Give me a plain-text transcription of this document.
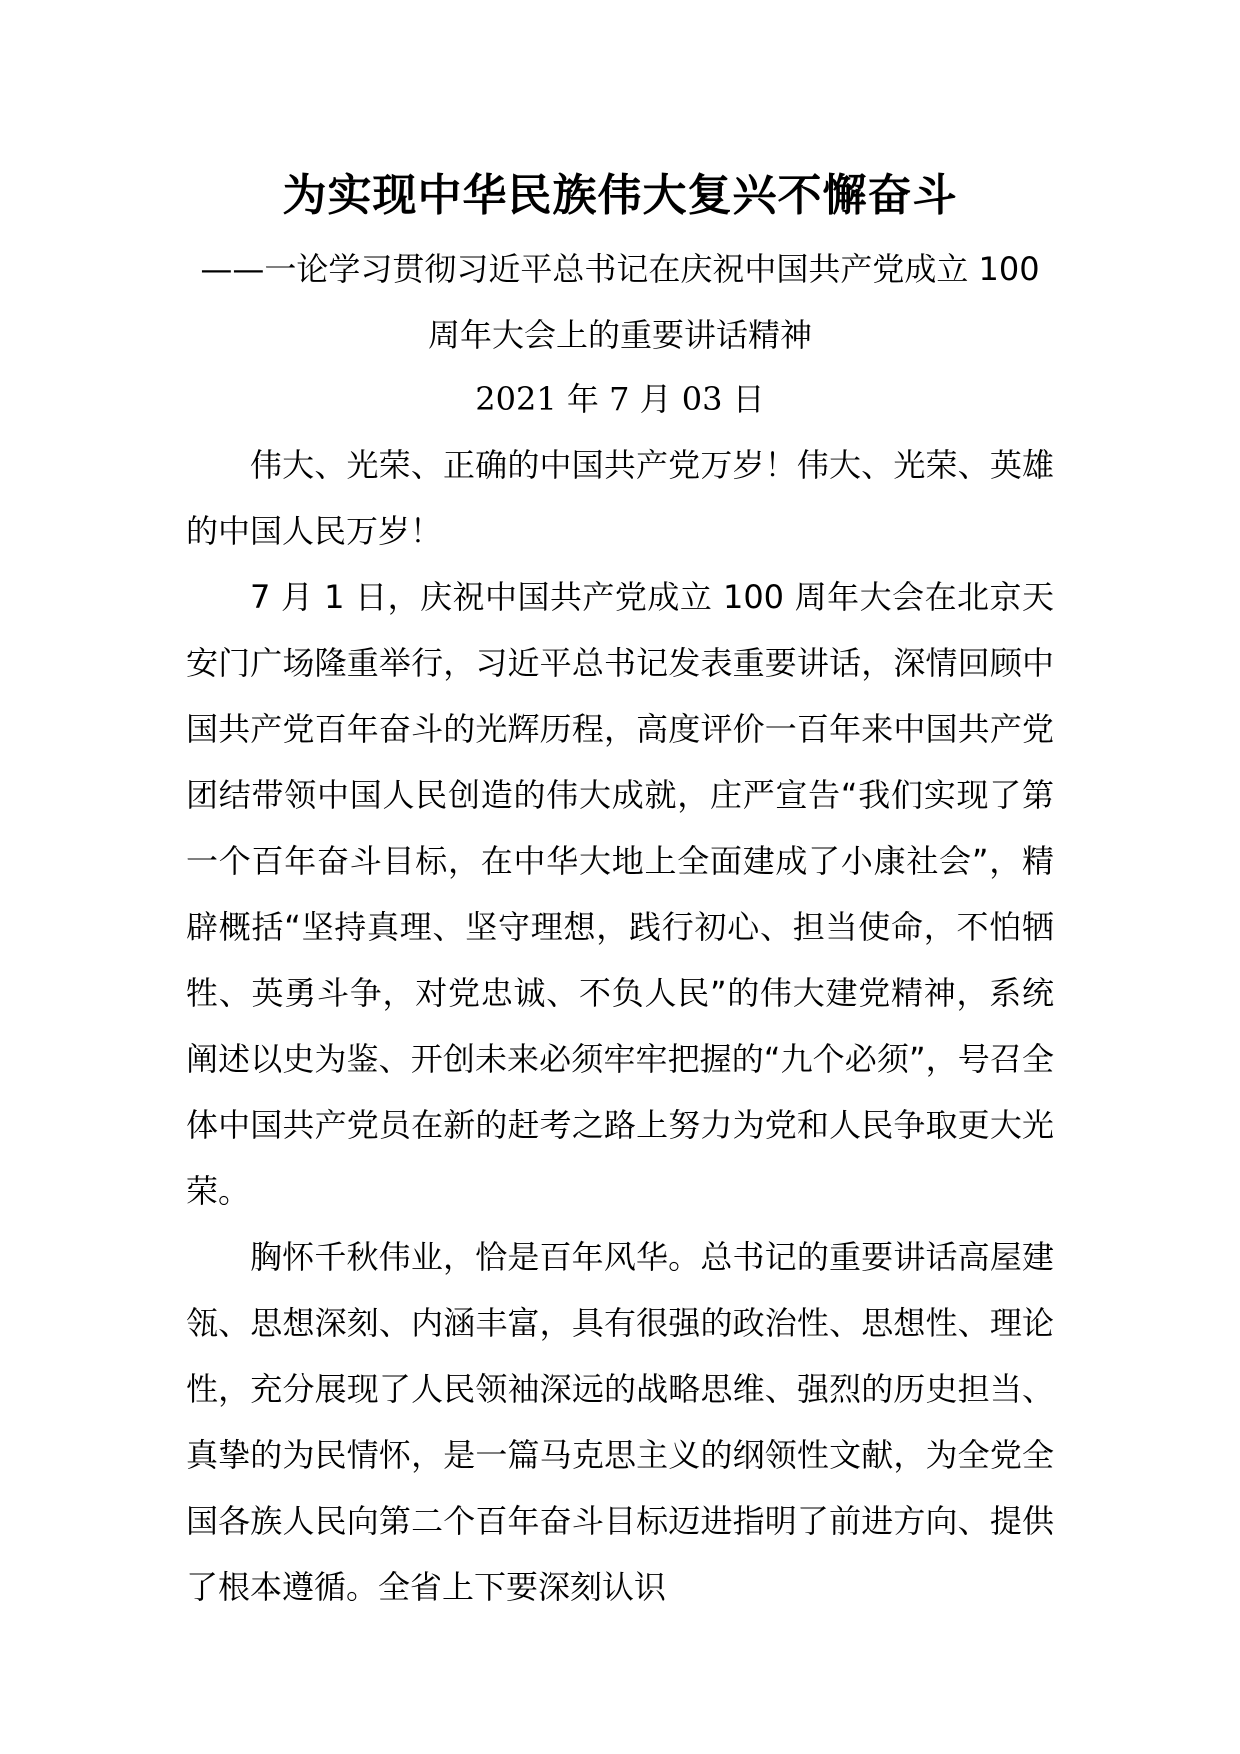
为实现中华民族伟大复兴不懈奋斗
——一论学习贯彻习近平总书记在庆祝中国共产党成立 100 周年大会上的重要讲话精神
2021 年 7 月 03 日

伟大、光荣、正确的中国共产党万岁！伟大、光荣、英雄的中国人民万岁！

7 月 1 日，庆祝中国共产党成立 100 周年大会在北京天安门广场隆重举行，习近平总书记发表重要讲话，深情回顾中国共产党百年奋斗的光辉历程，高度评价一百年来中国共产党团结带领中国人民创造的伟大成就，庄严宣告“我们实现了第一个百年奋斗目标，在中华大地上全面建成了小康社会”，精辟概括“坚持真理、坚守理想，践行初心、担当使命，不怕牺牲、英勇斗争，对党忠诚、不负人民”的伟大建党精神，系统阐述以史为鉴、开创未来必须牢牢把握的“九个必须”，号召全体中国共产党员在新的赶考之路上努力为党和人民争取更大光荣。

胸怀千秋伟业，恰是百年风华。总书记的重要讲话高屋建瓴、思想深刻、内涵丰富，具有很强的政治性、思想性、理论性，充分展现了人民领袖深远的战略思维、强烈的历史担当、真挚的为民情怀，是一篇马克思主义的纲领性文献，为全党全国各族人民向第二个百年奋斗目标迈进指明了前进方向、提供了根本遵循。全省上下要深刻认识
* * *
*SET PROBLEM:*
The records above need to be given again exactly. Omit the pictures.

*RESULT:*
Give me a plain-text transcription of this document.
为实现中华民族伟大复兴不懈奋斗
——一论学习贯彻习近平总书记在庆祝中国共产党成立 100 周年大会上的重要讲话精神
2021 年 7 月 03 日

伟大、光荣、正确的中国共产党万岁！伟大、光荣、英雄的中国人民万岁！

7 月 1 日，庆祝中国共产党成立 100 周年大会在北京天安门广场隆重举行，习近平总书记发表重要讲话，深情回顾中国共产党百年奋斗的光辉历程，高度评价一百年来中国共产党团结带领中国人民创造的伟大成就，庄严宣告“我们实现了第一个百年奋斗目标，在中华大地上全面建成了小康社会”，精辟概括“坚持真理、坚守理想，践行初心、担当使命，不怕牺牲、英勇斗争，对党忠诚、不负人民”的伟大建党精神，系统阐述以史为鉴、开创未来必须牢牢把握的“九个必须”，号召全体中国共产党员在新的赶考之路上努力为党和人民争取更大光荣。

胸怀千秋伟业，恰是百年风华。总书记的重要讲话高屋建瓴、思想深刻、内涵丰富，具有很强的政治性、思想性、理论性，充分展现了人民领袖深远的战略思维、强烈的历史担当、真挚的为民情怀，是一篇马克思主义的纲领性文献，为全党全国各族人民向第二个百年奋斗目标迈进指明了前进方向、提供了根本遵循。全省上下要深刻认识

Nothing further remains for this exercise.